▸ **WHAT NEEDS TO BE DONE**
Print the data exactly as it is given, please.

** Begin RECORDS TO USE **

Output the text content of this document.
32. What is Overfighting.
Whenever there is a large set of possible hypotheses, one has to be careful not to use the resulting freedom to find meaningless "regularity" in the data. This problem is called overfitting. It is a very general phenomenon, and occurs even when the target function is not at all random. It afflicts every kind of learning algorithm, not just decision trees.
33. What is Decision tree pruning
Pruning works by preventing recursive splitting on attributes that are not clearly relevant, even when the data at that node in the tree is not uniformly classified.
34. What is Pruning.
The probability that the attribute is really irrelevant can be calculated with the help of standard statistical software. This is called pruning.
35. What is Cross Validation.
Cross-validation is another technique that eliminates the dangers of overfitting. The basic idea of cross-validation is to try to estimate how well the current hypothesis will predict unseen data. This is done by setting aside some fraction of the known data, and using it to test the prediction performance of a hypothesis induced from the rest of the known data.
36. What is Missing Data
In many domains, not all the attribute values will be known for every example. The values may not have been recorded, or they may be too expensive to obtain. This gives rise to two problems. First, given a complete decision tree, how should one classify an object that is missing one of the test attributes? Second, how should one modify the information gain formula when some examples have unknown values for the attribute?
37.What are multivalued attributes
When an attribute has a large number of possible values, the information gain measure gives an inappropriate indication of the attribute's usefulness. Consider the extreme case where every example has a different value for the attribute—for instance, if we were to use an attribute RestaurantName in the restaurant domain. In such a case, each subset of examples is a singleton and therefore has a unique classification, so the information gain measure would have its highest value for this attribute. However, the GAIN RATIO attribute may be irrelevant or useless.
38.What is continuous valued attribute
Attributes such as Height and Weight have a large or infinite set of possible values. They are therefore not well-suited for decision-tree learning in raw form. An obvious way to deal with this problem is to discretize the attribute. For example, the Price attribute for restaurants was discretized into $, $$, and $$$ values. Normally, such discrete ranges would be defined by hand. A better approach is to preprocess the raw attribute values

** End RECORDS TO USE **

▸ **SOLUTION**
Output the text content of this document.
32. What is Overfighting.
Whenever there is a large set of possible hypotheses, one has to be careful not to use the resulting freedom to find meaningless "regularity" in the data. This problem is called overfitting. It is a very general phenomenon, and occurs even when the target function is not at all random. It afflicts every kind of learning algorithm, not just decision trees.
33. What is Decision tree pruning
Pruning works by preventing recursive splitting on attributes that are not clearly relevant, even when the data at that node in the tree is not uniformly classified.
34. What is Pruning.
The probability that the attribute is really irrelevant can be calculated with the help of standard statistical software. This is called pruning.
35. What is Cross Validation.
Cross-validation is another technique that eliminates the dangers of overfitting. The basic idea of cross-validation is to try to estimate how well the current hypothesis will predict unseen data. This is done by setting aside some fraction of the known data, and using it to test the prediction performance of a hypothesis induced from the rest of the known data.
36. What is Missing Data
In many domains, not all the attribute values will be known for every example. The values may not have been recorded, or they may be too expensive to obtain. This gives rise to two problems. First, given a complete decision tree, how should one classify an object that is missing one of the test attributes? Second, how should one modify the information gain formula when some examples have unknown values for the attribute?
37.What are multivalued attributes
When an attribute has a large number of possible values, the information gain measure gives an inappropriate indication of the attribute's usefulness. Consider the extreme case where every example has a different value for the attribute—for instance, if we were to use an attribute RestaurantName in the restaurant domain. In such a case, each subset of examples is a singleton and therefore has a unique classification, so the information gain measure would have its highest value for this attribute. However, the GAIN RATIO attribute may be irrelevant or useless.
38.What is continuous valued attribute
Attributes such as Height and Weight have a large or infinite set of possible values. They are therefore not well-suited for decision-tree learning in raw form. An obvious way to deal with this problem is to discretize the attribute. For example, the Price attribute for restaurants was discretized into $, $$, and $$$ values. Normally, such discrete ranges would be defined by hand. A better approach is to preprocess the raw attribute values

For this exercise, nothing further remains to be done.